> Task objective:
Copy the entries below exactly. Images do not belong in the copy.

Figure record listings:
········
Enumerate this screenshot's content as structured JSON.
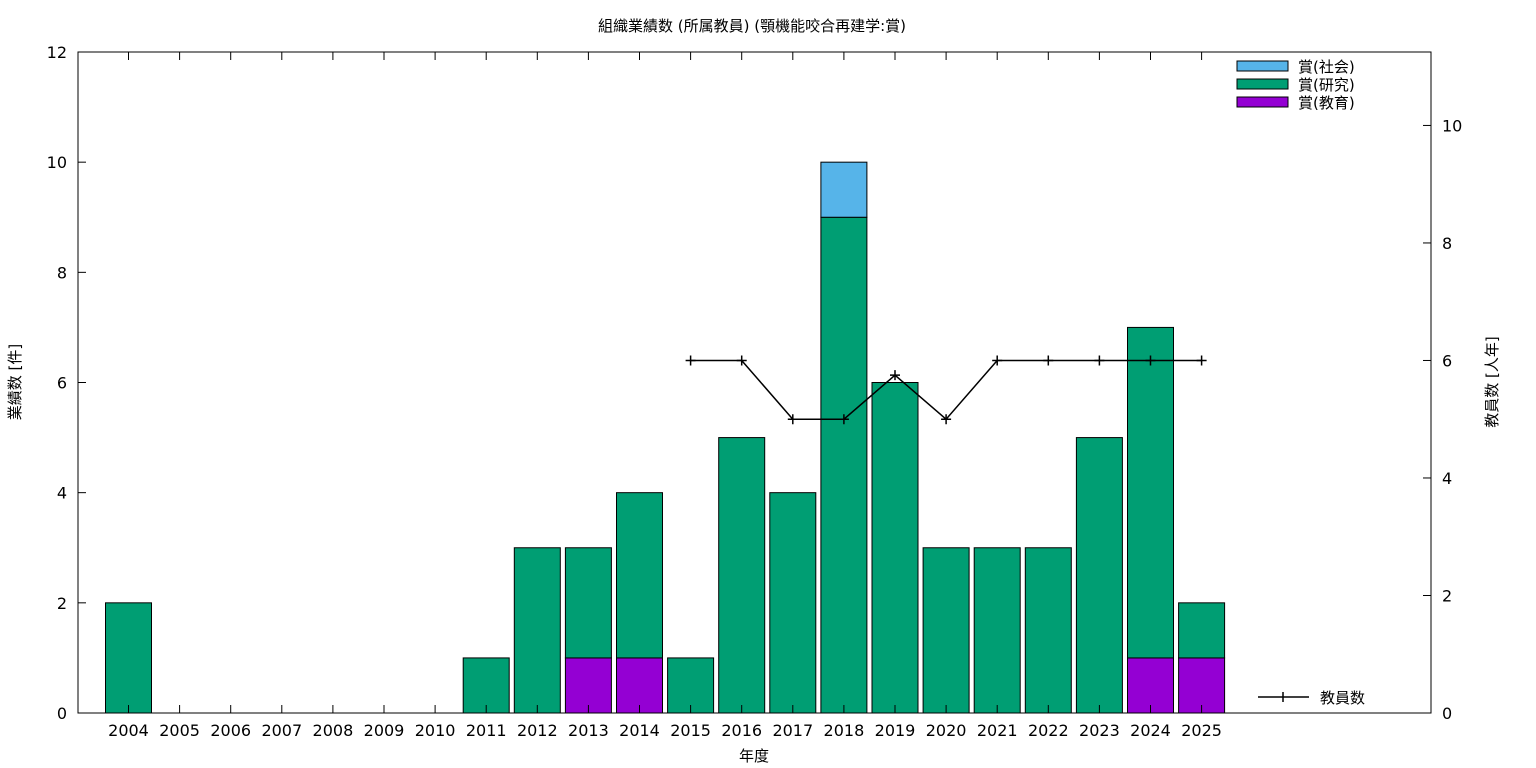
{
  "chart_data": {
    "type": "bar",
    "title": "組織業績数 (所属教員) (顎機能咬合再建学:賞)",
    "xlabel": "年度",
    "ylabel": "業績数 [件]",
    "y2label": "教員数 [人年]",
    "categories": [
      "2004",
      "2005",
      "2006",
      "2007",
      "2008",
      "2009",
      "2010",
      "2011",
      "2012",
      "2013",
      "2014",
      "2015",
      "2016",
      "2017",
      "2018",
      "2019",
      "2020",
      "2021",
      "2022",
      "2023",
      "2024",
      "2025"
    ],
    "stacked": true,
    "ylim": [
      0,
      12
    ],
    "yticks": [
      "0",
      "2",
      "4",
      "6",
      "8",
      "10",
      "12"
    ],
    "y2lim": [
      0,
      11.25
    ],
    "y2ticks": [
      "0",
      "2",
      "4",
      "6",
      "8",
      "10"
    ],
    "series": [
      {
        "name": "賞(教育)",
        "color": "#9400d3",
        "values": [
          0,
          0,
          0,
          0,
          0,
          0,
          0,
          0,
          0,
          1,
          1,
          0,
          0,
          0,
          0,
          0,
          0,
          0,
          0,
          0,
          1,
          1
        ]
      },
      {
        "name": "賞(研究)",
        "color": "#009e73",
        "values": [
          2,
          0,
          0,
          0,
          0,
          0,
          0,
          1,
          3,
          2,
          3,
          1,
          5,
          4,
          9,
          6,
          3,
          3,
          3,
          5,
          6,
          1
        ]
      },
      {
        "name": "賞(社会)",
        "color": "#56b4e9",
        "values": [
          0,
          0,
          0,
          0,
          0,
          0,
          0,
          0,
          0,
          0,
          0,
          0,
          0,
          0,
          1,
          0,
          0,
          0,
          0,
          0,
          0,
          0
        ]
      }
    ],
    "line_series": {
      "name": "教員数",
      "color": "#000000",
      "axis": "y2",
      "values": [
        null,
        null,
        null,
        null,
        null,
        null,
        null,
        null,
        null,
        null,
        null,
        6,
        6,
        5,
        5,
        5.75,
        5,
        6,
        6,
        6,
        6,
        6
      ]
    },
    "legend": {
      "position": "top-right",
      "order": [
        "賞(社会)",
        "賞(研究)",
        "賞(教育)"
      ],
      "line_position": "bottom-right"
    },
    "grid": false
  }
}
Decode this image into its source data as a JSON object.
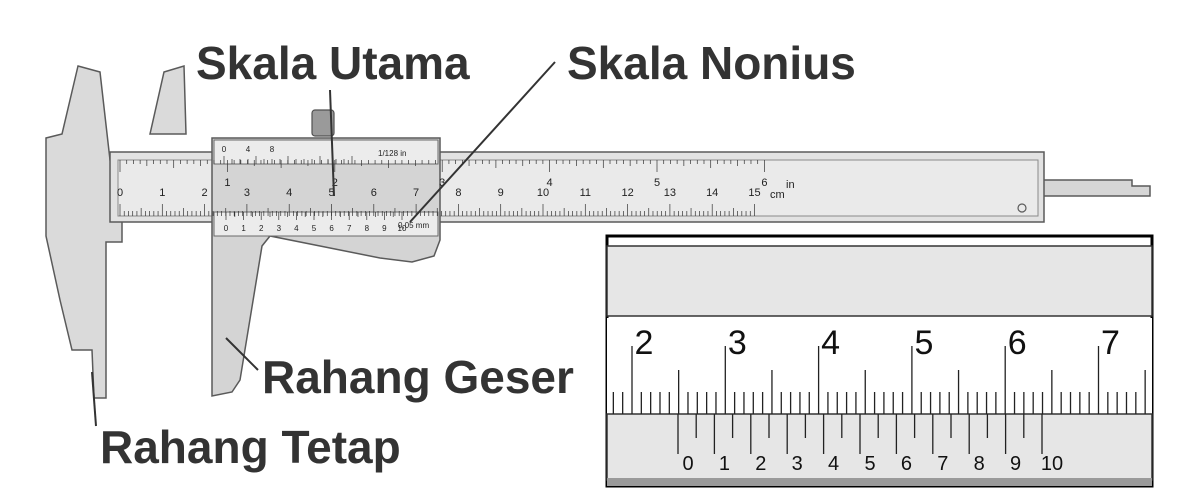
{
  "labels": {
    "main_scale": "Skala Utama",
    "vernier_scale": "Skala Nonius",
    "sliding_jaw": "Rahang Geser",
    "fixed_jaw": "Rahang Tetap"
  },
  "caliper": {
    "cm_numbers": [
      "0",
      "1",
      "2",
      "3",
      "4",
      "5",
      "6",
      "7",
      "8",
      "9",
      "10",
      "11",
      "12",
      "13",
      "14",
      "15"
    ],
    "inch_numbers": [
      "1",
      "2",
      "3",
      "4",
      "5",
      "6"
    ],
    "unit_cm": "cm",
    "unit_in": "in",
    "upper_vernier_numbers": [
      "0",
      "4",
      "8"
    ],
    "upper_vernier_unit": "1/128 in",
    "lower_vernier_numbers": [
      "0",
      "1",
      "2",
      "3",
      "4",
      "5",
      "6",
      "7",
      "8",
      "9",
      "10"
    ],
    "lower_vernier_unit": "0,05 mm"
  },
  "zoom": {
    "main_numbers": [
      "2",
      "3",
      "4",
      "5",
      "6",
      "7"
    ],
    "vernier_numbers": [
      "0",
      "1",
      "2",
      "3",
      "4",
      "5",
      "6",
      "7",
      "8",
      "9",
      "10"
    ]
  },
  "colors": {
    "body": "#dcdcdc",
    "outline": "#5a5a5a",
    "label_text": "#333333",
    "zoom_border": "#000000"
  }
}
········
> Problem solution:
Enumerate this screenshot's content as structured JSON.
{
  "chart_data": {
    "type": "bar",
    "title": "組織業績数 (所属教員) (顎機能咬合再建学:賞)",
    "xlabel": "年度",
    "ylabel": "業績数 [件]",
    "y2label": "教員数 [人年]",
    "categories": [
      "2004",
      "2005",
      "2006",
      "2007",
      "2008",
      "2009",
      "2010",
      "2011",
      "2012",
      "2013",
      "2014",
      "2015",
      "2016",
      "2017",
      "2018",
      "2019",
      "2020",
      "2021",
      "2022",
      "2023",
      "2024",
      "2025"
    ],
    "stacked": true,
    "ylim": [
      0,
      12
    ],
    "yticks": [
      "0",
      "2",
      "4",
      "6",
      "8",
      "10",
      "12"
    ],
    "y2lim": [
      0,
      11.25
    ],
    "y2ticks": [
      "0",
      "2",
      "4",
      "6",
      "8",
      "10"
    ],
    "series": [
      {
        "name": "賞(教育)",
        "color": "#9400d3",
        "values": [
          0,
          0,
          0,
          0,
          0,
          0,
          0,
          0,
          0,
          1,
          1,
          0,
          0,
          0,
          0,
          0,
          0,
          0,
          0,
          0,
          1,
          1
        ]
      },
      {
        "name": "賞(研究)",
        "color": "#009e73",
        "values": [
          2,
          0,
          0,
          0,
          0,
          0,
          0,
          1,
          3,
          2,
          3,
          1,
          5,
          4,
          9,
          6,
          3,
          3,
          3,
          5,
          6,
          1
        ]
      },
      {
        "name": "賞(社会)",
        "color": "#56b4e9",
        "values": [
          0,
          0,
          0,
          0,
          0,
          0,
          0,
          0,
          0,
          0,
          0,
          0,
          0,
          0,
          1,
          0,
          0,
          0,
          0,
          0,
          0,
          0
        ]
      }
    ],
    "line_series": {
      "name": "教員数",
      "color": "#000000",
      "axis": "y2",
      "values": [
        null,
        null,
        null,
        null,
        null,
        null,
        null,
        null,
        null,
        null,
        null,
        6,
        6,
        5,
        5,
        5.75,
        5,
        6,
        6,
        6,
        6,
        6
      ]
    },
    "legend": {
      "position": "top-right",
      "order": [
        "賞(社会)",
        "賞(研究)",
        "賞(教育)"
      ],
      "line_position": "bottom-right"
    },
    "grid": false
  }
}
Decode this image into its source data as a JSON object.
{
  "labels": {
    "main_scale": "Skala Utama",
    "vernier_scale": "Skala Nonius",
    "sliding_jaw": "Rahang Geser",
    "fixed_jaw": "Rahang Tetap"
  },
  "caliper": {
    "cm_numbers": [
      "0",
      "1",
      "2",
      "3",
      "4",
      "5",
      "6",
      "7",
      "8",
      "9",
      "10",
      "11",
      "12",
      "13",
      "14",
      "15"
    ],
    "inch_numbers": [
      "1",
      "2",
      "3",
      "4",
      "5",
      "6"
    ],
    "unit_cm": "cm",
    "unit_in": "in",
    "upper_vernier_numbers": [
      "0",
      "4",
      "8"
    ],
    "upper_vernier_unit": "1/128 in",
    "lower_vernier_numbers": [
      "0",
      "1",
      "2",
      "3",
      "4",
      "5",
      "6",
      "7",
      "8",
      "9",
      "10"
    ],
    "lower_vernier_unit": "0,05 mm"
  },
  "zoom": {
    "main_numbers": [
      "2",
      "3",
      "4",
      "5",
      "6",
      "7"
    ],
    "vernier_numbers": [
      "0",
      "1",
      "2",
      "3",
      "4",
      "5",
      "6",
      "7",
      "8",
      "9",
      "10"
    ]
  },
  "colors": {
    "body": "#dcdcdc",
    "outline": "#5a5a5a",
    "label_text": "#333333",
    "zoom_border": "#000000"
  }
}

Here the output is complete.